- Extracted data:
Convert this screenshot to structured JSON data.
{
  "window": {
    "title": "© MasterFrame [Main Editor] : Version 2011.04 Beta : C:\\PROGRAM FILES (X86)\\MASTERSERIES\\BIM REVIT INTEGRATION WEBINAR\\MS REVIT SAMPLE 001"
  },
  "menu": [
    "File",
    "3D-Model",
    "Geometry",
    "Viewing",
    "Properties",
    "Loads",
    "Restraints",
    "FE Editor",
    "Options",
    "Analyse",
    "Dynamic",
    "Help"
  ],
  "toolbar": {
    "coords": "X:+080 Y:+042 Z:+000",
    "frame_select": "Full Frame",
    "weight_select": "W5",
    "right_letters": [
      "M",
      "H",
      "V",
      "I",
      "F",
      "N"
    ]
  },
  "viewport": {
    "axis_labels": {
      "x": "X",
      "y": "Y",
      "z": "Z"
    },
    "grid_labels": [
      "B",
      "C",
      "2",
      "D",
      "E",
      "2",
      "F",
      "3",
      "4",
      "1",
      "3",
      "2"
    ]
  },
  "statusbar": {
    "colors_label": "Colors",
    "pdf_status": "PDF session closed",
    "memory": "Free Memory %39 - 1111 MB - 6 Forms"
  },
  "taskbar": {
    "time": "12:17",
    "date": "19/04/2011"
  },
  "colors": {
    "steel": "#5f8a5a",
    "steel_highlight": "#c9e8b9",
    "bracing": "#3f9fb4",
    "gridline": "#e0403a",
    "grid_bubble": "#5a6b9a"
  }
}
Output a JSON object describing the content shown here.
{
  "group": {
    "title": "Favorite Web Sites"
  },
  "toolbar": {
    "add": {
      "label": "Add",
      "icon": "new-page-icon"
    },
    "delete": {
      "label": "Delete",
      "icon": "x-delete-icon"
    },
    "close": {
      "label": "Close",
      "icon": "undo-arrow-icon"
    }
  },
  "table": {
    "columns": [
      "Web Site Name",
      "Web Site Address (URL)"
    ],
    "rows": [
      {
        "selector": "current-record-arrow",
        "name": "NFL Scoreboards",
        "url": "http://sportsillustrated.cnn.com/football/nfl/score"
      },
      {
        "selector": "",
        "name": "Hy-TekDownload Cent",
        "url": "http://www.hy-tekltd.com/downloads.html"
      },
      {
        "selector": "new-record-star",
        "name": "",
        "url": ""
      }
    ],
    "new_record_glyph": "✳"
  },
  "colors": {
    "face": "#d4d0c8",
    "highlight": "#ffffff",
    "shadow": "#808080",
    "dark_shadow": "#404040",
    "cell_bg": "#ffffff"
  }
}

- Instructions to follow:
Your task is to repeat the data exactly, with nothing left out.

- Complete output:
Convert this screenshot to structured JSON data.
{
  "window": {
    "title": "© MasterFrame [Main Editor] : Version 2011.04 Beta : C:\\PROGRAM FILES (X86)\\MASTERSERIES\\BIM REVIT INTEGRATION WEBINAR\\MS REVIT SAMPLE 001"
  },
  "menu": [
    "File",
    "3D-Model",
    "Geometry",
    "Viewing",
    "Properties",
    "Loads",
    "Restraints",
    "FE Editor",
    "Options",
    "Analyse",
    "Dynamic",
    "Help"
  ],
  "toolbar": {
    "coords": "X:+080 Y:+042 Z:+000",
    "frame_select": "Full Frame",
    "weight_select": "W5",
    "right_letters": [
      "M",
      "H",
      "V",
      "I",
      "F",
      "N"
    ]
  },
  "viewport": {
    "axis_labels": {
      "x": "X",
      "y": "Y",
      "z": "Z"
    },
    "grid_labels": [
      "B",
      "C",
      "2",
      "D",
      "E",
      "2",
      "F",
      "3",
      "4",
      "1",
      "3",
      "2"
    ]
  },
  "statusbar": {
    "colors_label": "Colors",
    "pdf_status": "PDF session closed",
    "memory": "Free Memory %39 - 1111 MB - 6 Forms"
  },
  "taskbar": {
    "time": "12:17",
    "date": "19/04/2011"
  },
  "colors": {
    "steel": "#5f8a5a",
    "steel_highlight": "#c9e8b9",
    "bracing": "#3f9fb4",
    "gridline": "#e0403a",
    "grid_bubble": "#5a6b9a"
  }
}
Output a JSON object describing the content shown here.
{
  "group": {
    "title": "Favorite Web Sites"
  },
  "toolbar": {
    "add": {
      "label": "Add",
      "icon": "new-page-icon"
    },
    "delete": {
      "label": "Delete",
      "icon": "x-delete-icon"
    },
    "close": {
      "label": "Close",
      "icon": "undo-arrow-icon"
    }
  },
  "table": {
    "columns": [
      "Web Site Name",
      "Web Site Address (URL)"
    ],
    "rows": [
      {
        "selector": "current-record-arrow",
        "name": "NFL Scoreboards",
        "url": "http://sportsillustrated.cnn.com/football/nfl/score"
      },
      {
        "selector": "",
        "name": "Hy-TekDownload Cent",
        "url": "http://www.hy-tekltd.com/downloads.html"
      },
      {
        "selector": "new-record-star",
        "name": "",
        "url": ""
      }
    ],
    "new_record_glyph": "✳"
  },
  "colors": {
    "face": "#d4d0c8",
    "highlight": "#ffffff",
    "shadow": "#808080",
    "dark_shadow": "#404040",
    "cell_bg": "#ffffff"
  }
}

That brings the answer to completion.